> **Stored data**

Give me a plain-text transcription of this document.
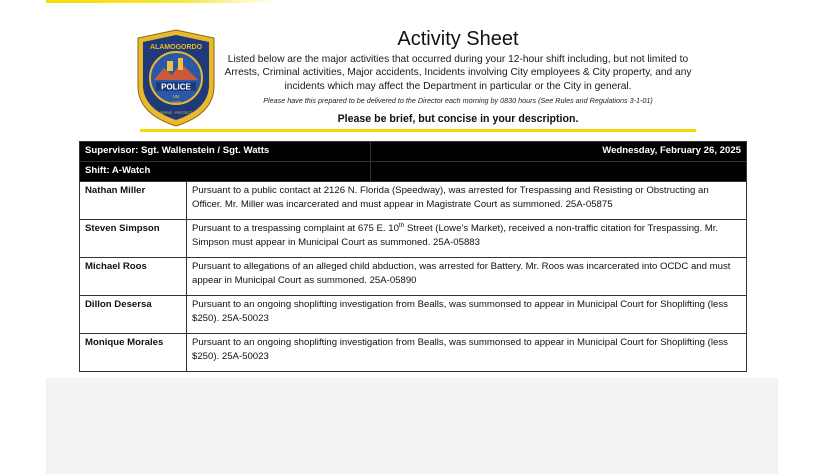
POLICE
ALAMOGORDO
NM
1898
SERVE · PROTECT
Activity Sheet
Listed below are the major activities that occurred during your 12-hour shift including, but not limited to Arrests, Criminal activities, Major accidents, Incidents involving City employees & City property, and any incidents which may affect the Department in particular or the City in general.
Please have this prepared to be delivered to the Director each morning by 0830 hours (See Rules and Regulations 3-1-01)
Please be brief, but concise in your description.
Supervisor: Sgt. Wallenstein / Sgt. Watts		Wednesday, February 26, 2025
Shift: A-Watch		
Nathan Miller	Pursuant to a public contact at 2126 N. Florida (Speedway), was arrested for Trespassing and Resisting or Obstructing an Officer. Mr. Miller was incarcerated and must appear in Magistrate Court as summoned. 25A-05875	
Steven Simpson	Pursuant to a trespassing complaint at 675 E. 10th Street (Lowe’s Market), received a non-traffic citation for Trespassing. Mr. Simpson must appear in Municipal Court as summoned. 25A-05883	
Michael Roos	Pursuant to allegations of an alleged child abduction, was arrested for Battery. Mr. Roos was incarcerated into OCDC and must appear in Municipal Court as summoned. 25A-05890	
Dillon Desersa	Pursuant to an ongoing shoplifting investigation from Bealls, was summonsed to appear in Municipal Court for Shoplifting (less $250). 25A-50023	
Monique Morales	Pursuant to an ongoing shoplifting investigation from Bealls, was summonsed to appear in Municipal Court for Shoplifting (less $250). 25A-50023	
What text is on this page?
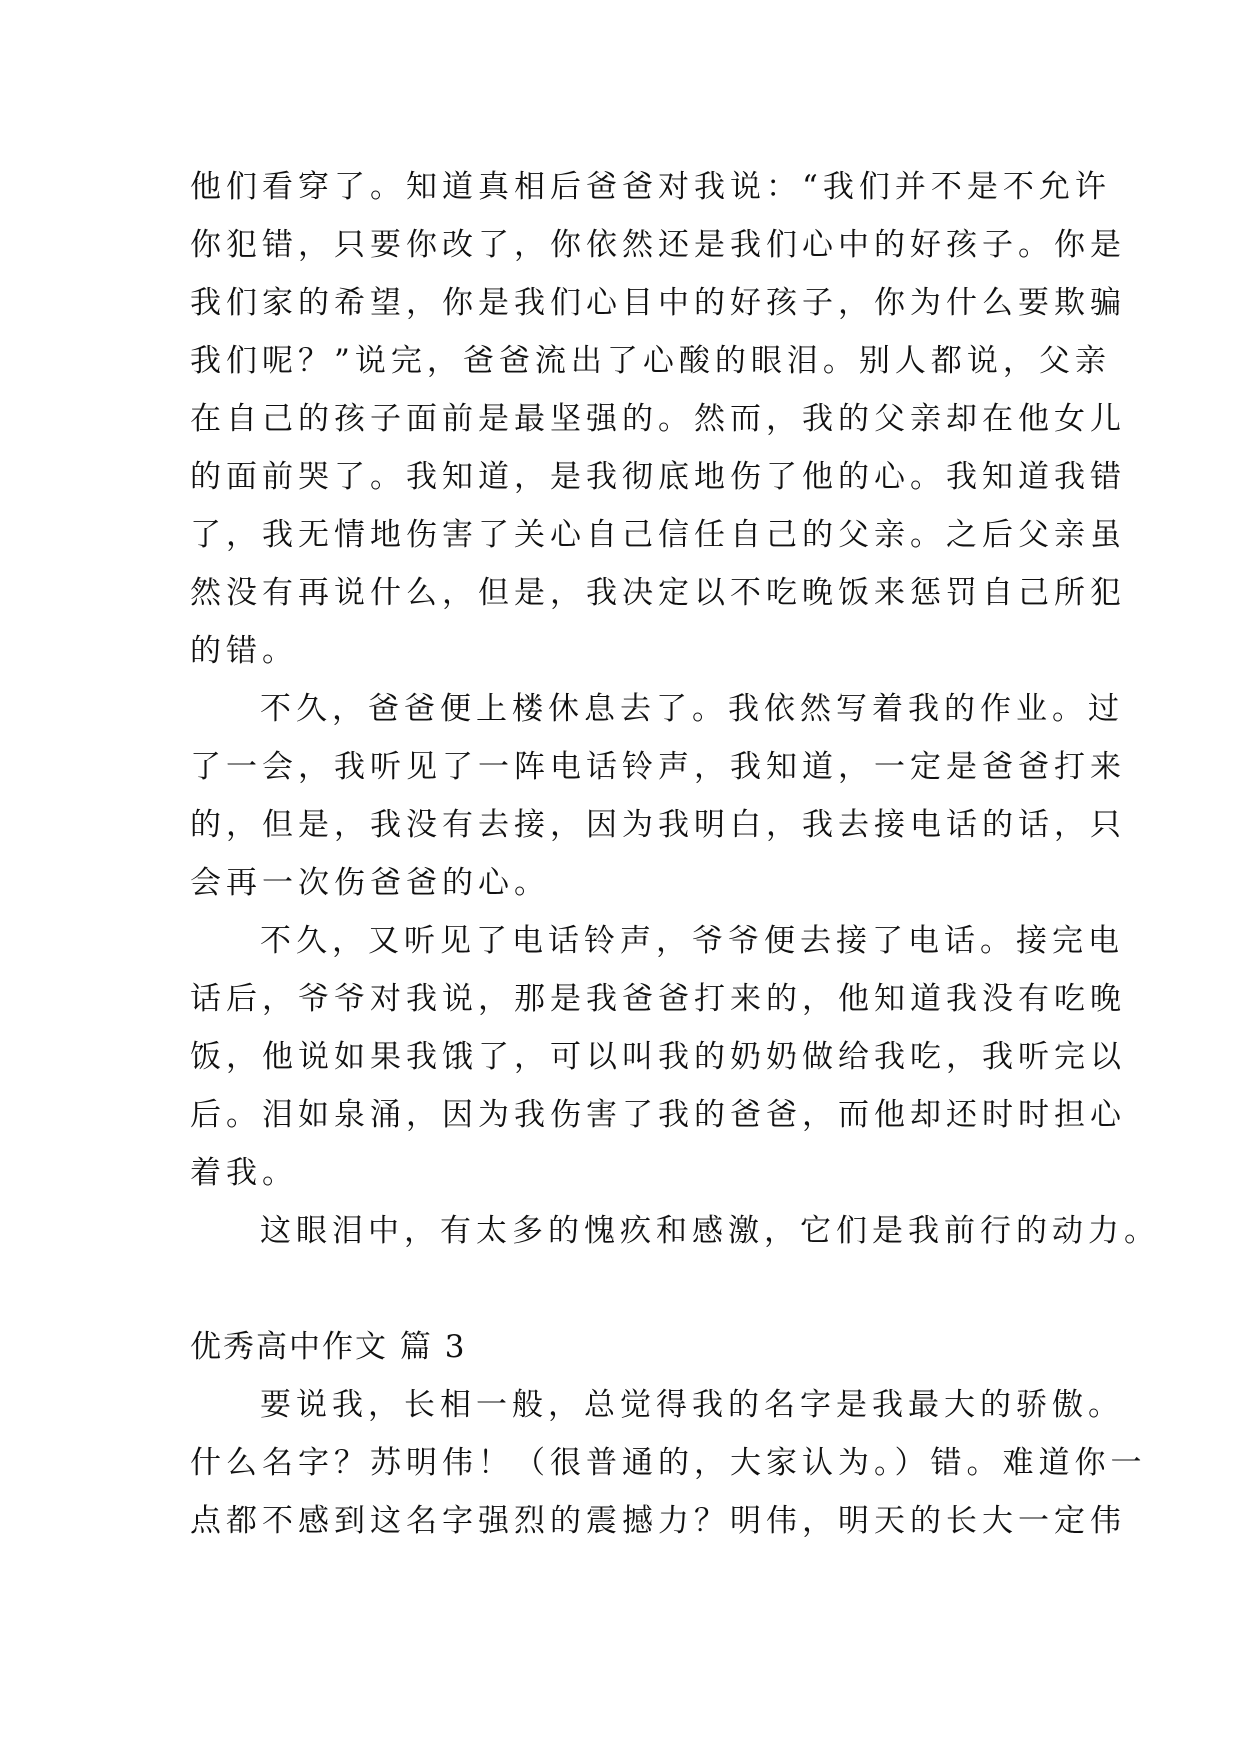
他们看穿了。知道真相后爸爸对我说：“我们并不是不允许
你犯错，只要你改了，你依然还是我们心中的好孩子。你是
我们家的希望，你是我们心目中的好孩子，你为什么要欺骗
我们呢？”说完，爸爸流出了心酸的眼泪。别人都说，父亲
在自己的孩子面前是最坚强的。然而，我的父亲却在他女儿
的面前哭了。我知道，是我彻底地伤了他的心。我知道我错
了，我无情地伤害了关心自己信任自己的父亲。之后父亲虽
然没有再说什么，但是，我决定以不吃晚饭来惩罚自己所犯
的错。
不久，爸爸便上楼休息去了。我依然写着我的作业。过
了一会，我听见了一阵电话铃声，我知道，一定是爸爸打来
的，但是，我没有去接，因为我明白，我去接电话的话，只
会再一次伤爸爸的心。
不久，又听见了电话铃声，爷爷便去接了电话。接完电
话后，爷爷对我说，那是我爸爸打来的，他知道我没有吃晚
饭，他说如果我饿了，可以叫我的奶奶做给我吃，我听完以
后。泪如泉涌，因为我伤害了我的爸爸，而他却还时时担心
着我。
这眼泪中，有太多的愧疚和感激，它们是我前行的动力。
优秀高中作文 篇 3
要说我，长相一般，总觉得我的名字是我最大的骄傲。
什么名字？苏明伟！（很普通的，大家认为。）错。难道你一
点都不感到这名字强烈的震撼力？明伟，明天的长大一定伟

> **Problem**
Repeat the material above verbatim. Leave the pictures behind.

> **Answer to this task**
Give me a plain-text transcription of this document.
POLICE
ALAMOGORDO
NM
1898
SERVE · PROTECT
Activity Sheet
Listed below are the major activities that occurred during your 12-hour shift including, but not limited to Arrests, Criminal activities, Major accidents, Incidents involving City employees & City property, and any incidents which may affect the Department in particular or the City in general.
Please have this prepared to be delivered to the Director each morning by 0830 hours (See Rules and Regulations 3-1-01)
Please be brief, but concise in your description.
Supervisor: Sgt. Wallenstein / Sgt. Watts		Wednesday, February 26, 2025
Shift: A-Watch		
Nathan Miller	Pursuant to a public contact at 2126 N. Florida (Speedway), was arrested for Trespassing and Resisting or Obstructing an Officer. Mr. Miller was incarcerated and must appear in Magistrate Court as summoned. 25A-05875	
Steven Simpson	Pursuant to a trespassing complaint at 675 E. 10th Street (Lowe’s Market), received a non-traffic citation for Trespassing. Mr. Simpson must appear in Municipal Court as summoned. 25A-05883	
Michael Roos	Pursuant to allegations of an alleged child abduction, was arrested for Battery. Mr. Roos was incarcerated into OCDC and must appear in Municipal Court as summoned. 25A-05890	
Dillon Desersa	Pursuant to an ongoing shoplifting investigation from Bealls, was summonsed to appear in Municipal Court for Shoplifting (less $250). 25A-50023	
Monique Morales	Pursuant to an ongoing shoplifting investigation from Bealls, was summonsed to appear in Municipal Court for Shoplifting (less $250). 25A-50023	
What text is on this page?
他们看穿了。知道真相后爸爸对我说：“我们并不是不允许
你犯错，只要你改了，你依然还是我们心中的好孩子。你是
我们家的希望，你是我们心目中的好孩子，你为什么要欺骗
我们呢？”说完，爸爸流出了心酸的眼泪。别人都说，父亲
在自己的孩子面前是最坚强的。然而，我的父亲却在他女儿
的面前哭了。我知道，是我彻底地伤了他的心。我知道我错
了，我无情地伤害了关心自己信任自己的父亲。之后父亲虽
然没有再说什么，但是，我决定以不吃晚饭来惩罚自己所犯
的错。
不久，爸爸便上楼休息去了。我依然写着我的作业。过
了一会，我听见了一阵电话铃声，我知道，一定是爸爸打来
的，但是，我没有去接，因为我明白，我去接电话的话，只
会再一次伤爸爸的心。
不久，又听见了电话铃声，爷爷便去接了电话。接完电
话后，爷爷对我说，那是我爸爸打来的，他知道我没有吃晚
饭，他说如果我饿了，可以叫我的奶奶做给我吃，我听完以
后。泪如泉涌，因为我伤害了我的爸爸，而他却还时时担心
着我。
这眼泪中，有太多的愧疚和感激，它们是我前行的动力。
优秀高中作文 篇 3
要说我，长相一般，总觉得我的名字是我最大的骄傲。
什么名字？苏明伟！（很普通的，大家认为。）错。难道你一
点都不感到这名字强烈的震撼力？明伟，明天的长大一定伟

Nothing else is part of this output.